>> BEGIN Task input

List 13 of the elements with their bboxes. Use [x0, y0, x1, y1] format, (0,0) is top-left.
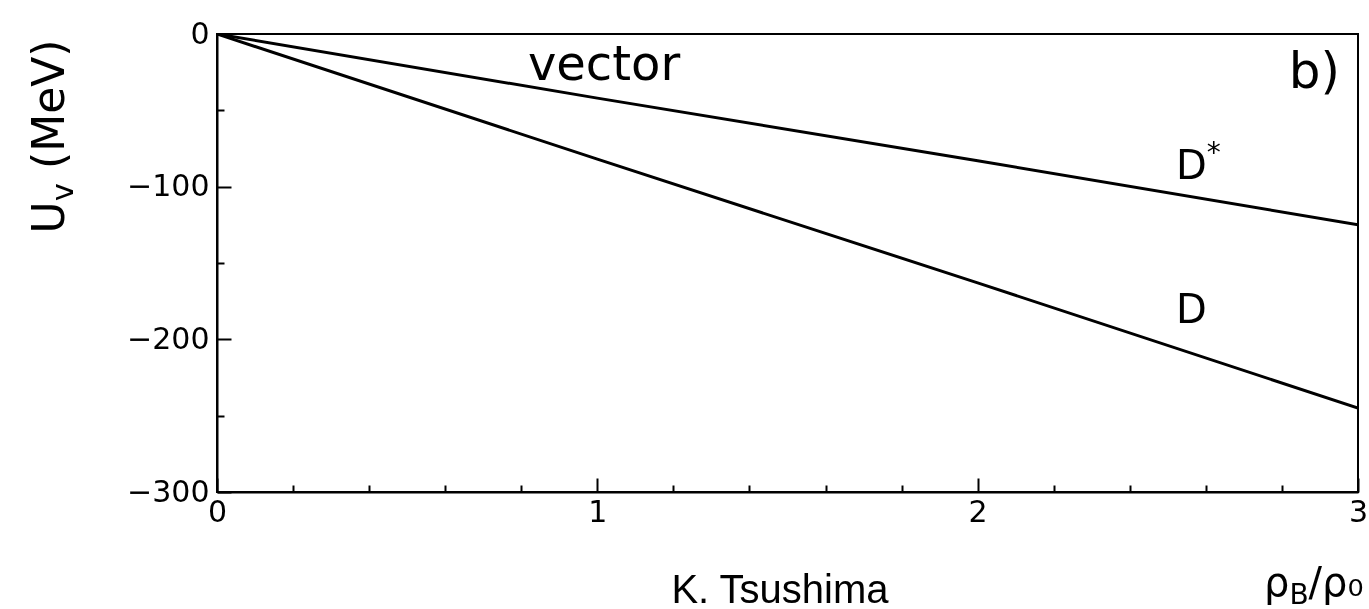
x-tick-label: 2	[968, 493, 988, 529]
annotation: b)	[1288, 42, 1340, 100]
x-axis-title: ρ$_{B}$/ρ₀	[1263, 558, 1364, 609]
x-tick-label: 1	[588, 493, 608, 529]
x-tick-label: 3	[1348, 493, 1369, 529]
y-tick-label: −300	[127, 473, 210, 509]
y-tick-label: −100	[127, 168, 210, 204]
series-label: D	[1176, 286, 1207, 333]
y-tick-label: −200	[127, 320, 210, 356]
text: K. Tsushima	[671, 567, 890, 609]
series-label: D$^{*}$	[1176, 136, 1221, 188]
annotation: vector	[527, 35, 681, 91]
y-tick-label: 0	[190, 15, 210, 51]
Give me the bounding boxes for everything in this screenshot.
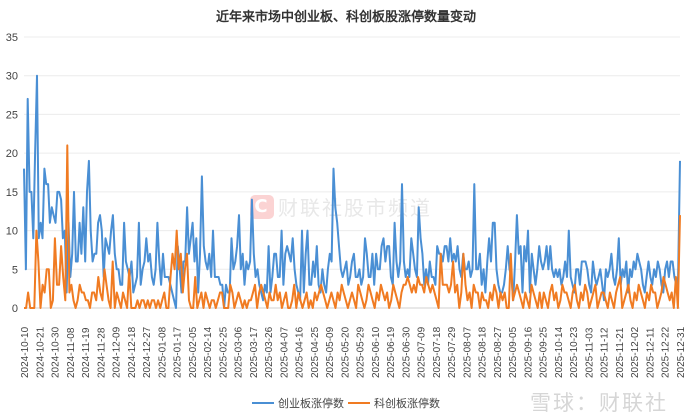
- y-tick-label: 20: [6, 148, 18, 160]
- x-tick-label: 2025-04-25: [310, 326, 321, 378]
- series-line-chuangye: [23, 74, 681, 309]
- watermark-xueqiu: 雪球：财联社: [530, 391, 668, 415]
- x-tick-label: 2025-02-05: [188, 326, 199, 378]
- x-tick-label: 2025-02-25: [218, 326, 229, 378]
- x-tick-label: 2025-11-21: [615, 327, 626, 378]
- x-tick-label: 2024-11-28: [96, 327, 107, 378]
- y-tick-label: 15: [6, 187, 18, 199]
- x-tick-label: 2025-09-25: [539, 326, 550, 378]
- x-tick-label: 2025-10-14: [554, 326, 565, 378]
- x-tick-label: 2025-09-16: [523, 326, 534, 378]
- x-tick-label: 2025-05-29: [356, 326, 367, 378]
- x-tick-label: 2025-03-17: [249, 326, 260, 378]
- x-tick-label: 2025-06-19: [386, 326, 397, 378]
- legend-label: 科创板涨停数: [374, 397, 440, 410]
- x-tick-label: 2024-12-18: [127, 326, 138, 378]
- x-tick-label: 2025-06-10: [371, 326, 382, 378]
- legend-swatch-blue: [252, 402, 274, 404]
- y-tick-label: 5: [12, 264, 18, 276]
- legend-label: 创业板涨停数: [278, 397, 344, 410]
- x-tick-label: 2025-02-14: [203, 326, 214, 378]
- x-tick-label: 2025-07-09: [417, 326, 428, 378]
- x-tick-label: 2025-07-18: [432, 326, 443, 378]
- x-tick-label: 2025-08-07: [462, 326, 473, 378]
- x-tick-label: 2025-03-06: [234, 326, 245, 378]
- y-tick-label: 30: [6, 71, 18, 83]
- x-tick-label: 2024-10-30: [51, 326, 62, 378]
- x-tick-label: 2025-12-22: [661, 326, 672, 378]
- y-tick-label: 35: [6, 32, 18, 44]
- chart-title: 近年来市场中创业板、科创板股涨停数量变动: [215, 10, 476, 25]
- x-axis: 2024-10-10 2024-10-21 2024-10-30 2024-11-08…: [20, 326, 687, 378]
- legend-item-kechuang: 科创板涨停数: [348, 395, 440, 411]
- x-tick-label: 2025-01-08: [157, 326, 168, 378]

>> END Task input

Render every line of the records above as a Markdown table with the columns Row and Content, numbering each row and skipping blank lines. Leave the pictures out.

| Row | Content |
|---|---|
| 1 | List 13 of the elements with their bboxes. Use [x0, y0, x1, y1] format, (0,0) is top-left. |
| 2 | x-tick-label: 2	[968, 493, 988, 529] |
| 3 | annotation: b)	[1288, 42, 1340, 100] |
| 4 | x-axis-title: ρ$_{B}$/ρ₀	[1263, 558, 1364, 609] |
| 5 | x-tick-label: 1	[588, 493, 608, 529] |
| 6 | x-tick-label: 3	[1348, 493, 1369, 529] |
| 7 | y-tick-label: −300	[127, 473, 210, 509] |
| 8 | y-tick-label: −100	[127, 168, 210, 204] |
| 9 | series-label: D	[1176, 286, 1207, 333] |
| 10 | y-tick-label: −200	[127, 320, 210, 356] |
| 11 | text: K. Tsushima	[671, 567, 890, 609] |
| 12 | series-label: D$^{*}$	[1176, 136, 1221, 188] |
| 13 | annotation: vector	[527, 35, 681, 91] |
| 14 | y-tick-label: 0	[190, 15, 210, 51] |
| 15 | Give me the bounding boxes for everything in this screenshot. |
| 16 | - y-tick-label: 20: [6, 148, 18, 160] |
| 17 | - x-tick-label: 2025-04-25: [310, 326, 321, 378] |
| 18 | - series-line-chuangye: [23, 74, 681, 309] |
| 19 | - watermark-xueqiu: 雪球：财联社: [530, 391, 668, 415] |
| 20 | - x-tick-label: 2025-02-05: [188, 326, 199, 378] |
| 21 | - x-tick-label: 2025-02-25: [218, 326, 229, 378] |
| 22 | - x-tick-label: 2025-11-21: [615, 327, 626, 378] |
| 23 | - x-tick-label: 2024-11-28: [96, 327, 107, 378] |
| 24 | - y-tick-label: 15: [6, 187, 18, 199] |
| 25 | - x-tick-label: 2025-09-25: [539, 326, 550, 378] |
| 26 | - x-tick-label: 2025-10-14: [554, 326, 565, 378] |
| 27 | - x-tick-label: 2025-09-16: [523, 326, 534, 378] |
| 28 | - x-tick-label: 2025-05-29: [356, 326, 367, 378] |
| 29 | - x-tick-label: 2025-03-17: [249, 326, 260, 378] |
| 30 | - x-tick-label: 2025-06-19: [386, 326, 397, 378] |
| 31 | - legend-label: 科创板涨停数: [374, 397, 440, 410] |
| 32 | - x-tick-label: 2024-12-18: [127, 326, 138, 378] |
| 33 | - x-tick-label: 2025-06-10: [371, 326, 382, 378] |
| 34 | - legend-swatch-blue: [252, 402, 274, 404] |
| 35 | - y-tick-label: 5: [12, 264, 18, 276] |
| 36 | - legend-label: 创业板涨停数: [278, 397, 344, 410] |
| 37 | - x-tick-label: 2025-02-14: [203, 326, 214, 378] |
| 38 | - x-tick-label: 2025-07-09: [417, 326, 428, 378] |
| 39 | - x-tick-label: 2025-07-18: [432, 326, 443, 378] |
| 40 | - x-tick-label: 2025-08-07: [462, 326, 473, 378] |
| 41 | - x-tick-label: 2025-03-06: [234, 326, 245, 378] |
| 42 | - y-tick-label: 30: [6, 71, 18, 83] |
| 43 | - x-tick-label: 2024-10-30: [51, 326, 62, 378] |
| 44 | - x-tick-label: 2025-12-22: [661, 326, 672, 378] |
| 45 | - y-tick-label: 35: [6, 32, 18, 44] |
| 46 | - chart-title: 近年来市场中创业板、科创板股涨停数量变动: [215, 10, 476, 25] |
| 47 | - x-axis: 2024-10-10 2024-10-21 2024-10-30 2024-11-08…: [20, 326, 687, 378] |
| 48 | - legend-item-kechuang: 科创板涨停数: [348, 395, 440, 411] |
| 49 | - x-tick-label: 2025-01-08: [157, 326, 168, 378] |